━━━ SOURCE PASSAGE

What does BERT's special characters appearance in SQuAD's QA answers mean? - nlp-question-answering

I'm running a fine-tuned model of BERT and ALBERT for Questing Answering. And, I'm evaluating the performance of these models on a subset of questions from SQuAD v2.0. I use SQuAD's official evaluation script for evaluation.
I use Huggingface transformers and in the following you can find an actual code and example I'm running (might be also helpful for some folks who are trying to run fine-tuned model of ALBERT on SQuAD v2.0):
tokenizer = AutoTokenizer.from_pretrained("ktrapeznikov/albert-xlarge-v2-squad-v2")
model = AutoModelForQuestionAnswering.from_pretrained("ktrapeznikov/albert-xlarge-v2-squad-v2")
question = "Why aren't the examples of bouregois architecture visible today?"
text = """Exceptional examples of the bourgeois architecture of the later periods were not restored by the communist authorities after the war (like mentioned Kronenberg Palace and Insurance Company Rosja building) or they were rebuilt in socialist realism style (like Warsaw Philharmony edifice originally inspired by Palais Garnier in Paris). Despite that the Warsaw University of Technology building (1899\u20131902) is the most interesting of the late 19th-century architecture. Some 19th-century buildings in the Praga district (the Vistula\u2019s right bank) have been restored although many have been poorly maintained. Warsaw\u2019s municipal government authorities have decided to rebuild the Saxon Palace and the Br\u00fchl Palace, the most distinctive buildings in prewar Warsaw."""
input_dict = tokenizer.encode_plus(question, text, return_tensors="pt")
input_ids = input_dict["input_ids"].tolist()
start_scores, end_scores = model(**input_dict)
all_tokens = tokenizer.convert_ids_to_tokens(input_ids[0])
answer = ' '.join(all_tokens[torch.argmax(start_scores) : torch.argmax(end_scores)+1]).replace('▁', '')
print(answer)
And the output is like the following:
[CLS] why aren ' t the examples of bour ego is architecture visible today ? [SEP] exceptional examples of the bourgeois architecture of the later periods were not restored by the communist authorities after the war
As you can see there are BERT's special tokens in the answer including [CLS] and [SEP].
I understand that in cases where the answer is just [CLS] (having two tensor(0) for start_scores and end_scores) it basically means model thinks there's no answer to the question in context which makes sense. And in these cases I just simply set the answer to that question to a null string when running the evaluation script.
But I wonder in cases like the example above, should I again assume that model could not find an answer and set the answer to empty string? or should I just leave the answer like that when I'm evaluating the model performance?

━━━━━━

• [PROBLEMS TO WORK ON]
• a. In the forum question, the passage assigned to the variable text names certain buildings as examples that were either not restored by the communist authorities after the war or rebuilt in socialist realism style. List those buildings.
• b. Reproduce the part of the forum question that starts at "print(answer)" and ends at "[CLS] and [SEP].".

━━━ GIVEN INFORMATION

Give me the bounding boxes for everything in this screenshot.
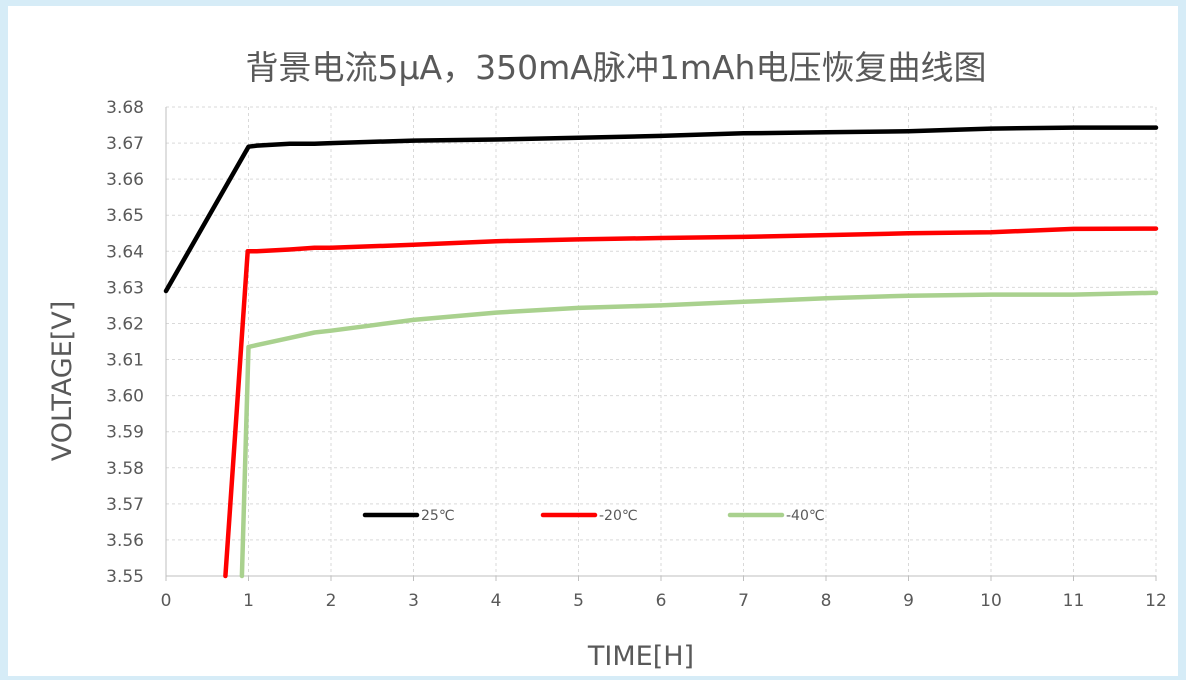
x-tick-label: 4 bbox=[491, 591, 502, 611]
x-tick-label: 6 bbox=[656, 591, 667, 611]
x-tick-label: 12 bbox=[1145, 591, 1167, 611]
y-tick-label: 3.67 bbox=[106, 134, 144, 154]
y-tick-label: 3.68 bbox=[106, 98, 144, 118]
y-tick-label: 3.55 bbox=[106, 567, 144, 587]
legend-label: -20℃ bbox=[599, 508, 638, 524]
x-tick-labels: 0 1 2 3 4 5 6 7 8 9 10 11 12 bbox=[161, 591, 1167, 611]
chart-title: 背景电流5μA，350mA脉冲1mAh电压恢复曲线图 bbox=[246, 48, 987, 87]
series-line-3 bbox=[239, 290, 1159, 579]
x-tick-label: 9 bbox=[903, 591, 914, 611]
y-tick-label: 3.66 bbox=[106, 170, 144, 190]
x-tick-label: 8 bbox=[821, 591, 832, 611]
series-line-2 bbox=[223, 226, 1159, 579]
x-tick-label: 3 bbox=[408, 591, 419, 611]
y-tick-label: 3.60 bbox=[106, 387, 144, 407]
y-tick-label: 3.58 bbox=[106, 459, 144, 479]
y-tick-label: 3.61 bbox=[106, 351, 144, 371]
gridlines bbox=[166, 106, 1157, 577]
x-tick-label: 1 bbox=[243, 591, 254, 611]
plot-area bbox=[163, 125, 1159, 579]
y-tick-label: 3.57 bbox=[106, 495, 144, 515]
x-tick-label: 10 bbox=[980, 591, 1002, 611]
x-tick-label: 2 bbox=[326, 591, 337, 611]
y-tick-label: 3.62 bbox=[106, 314, 144, 334]
legend-label: 25℃ bbox=[421, 508, 455, 524]
y-tick-labels: 3.55 3.56 3.57 3.58 3.59 3.60 3.61 3.62 3.63 3.64… bbox=[106, 98, 144, 587]
x-tick-label: 0 bbox=[161, 591, 172, 611]
legend-label: -40℃ bbox=[786, 508, 825, 524]
x-tick-label: 7 bbox=[738, 591, 749, 611]
y-tick-label: 3.59 bbox=[106, 423, 144, 443]
x-tick-label: 5 bbox=[573, 591, 584, 611]
x-tick-label: 11 bbox=[1063, 591, 1085, 611]
legend: 25℃ -20℃ -40℃ bbox=[362, 508, 825, 524]
y-axis-label: VOLTAGE[V] bbox=[47, 301, 78, 461]
y-tick-label: 3.63 bbox=[106, 278, 144, 298]
series-line-1 bbox=[163, 125, 1159, 294]
axes bbox=[165, 107, 1157, 581]
y-tick-label: 3.56 bbox=[106, 531, 144, 551]
y-tick-label: 3.64 bbox=[106, 242, 144, 262]
x-axis-label: TIME[H] bbox=[587, 641, 694, 672]
y-tick-label: 3.65 bbox=[106, 206, 144, 226]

━━━━━━

• [ANSWERS FOR THIS EXERCISE]
• a.
- Kronenberg Palace
- Insurance Company Rosja building
- Warsaw Philharmony edifice

• b.
print(answer)
And the output is like the following:
[CLS] why aren ' t the examples of bour ego is architecture visible today ? [SEP] exceptional examples of the bourgeois architecture of the later periods were not restored by the communist authorities after the war
As you can see there are BERT's special tokens in the answer including [CLS] and [SEP].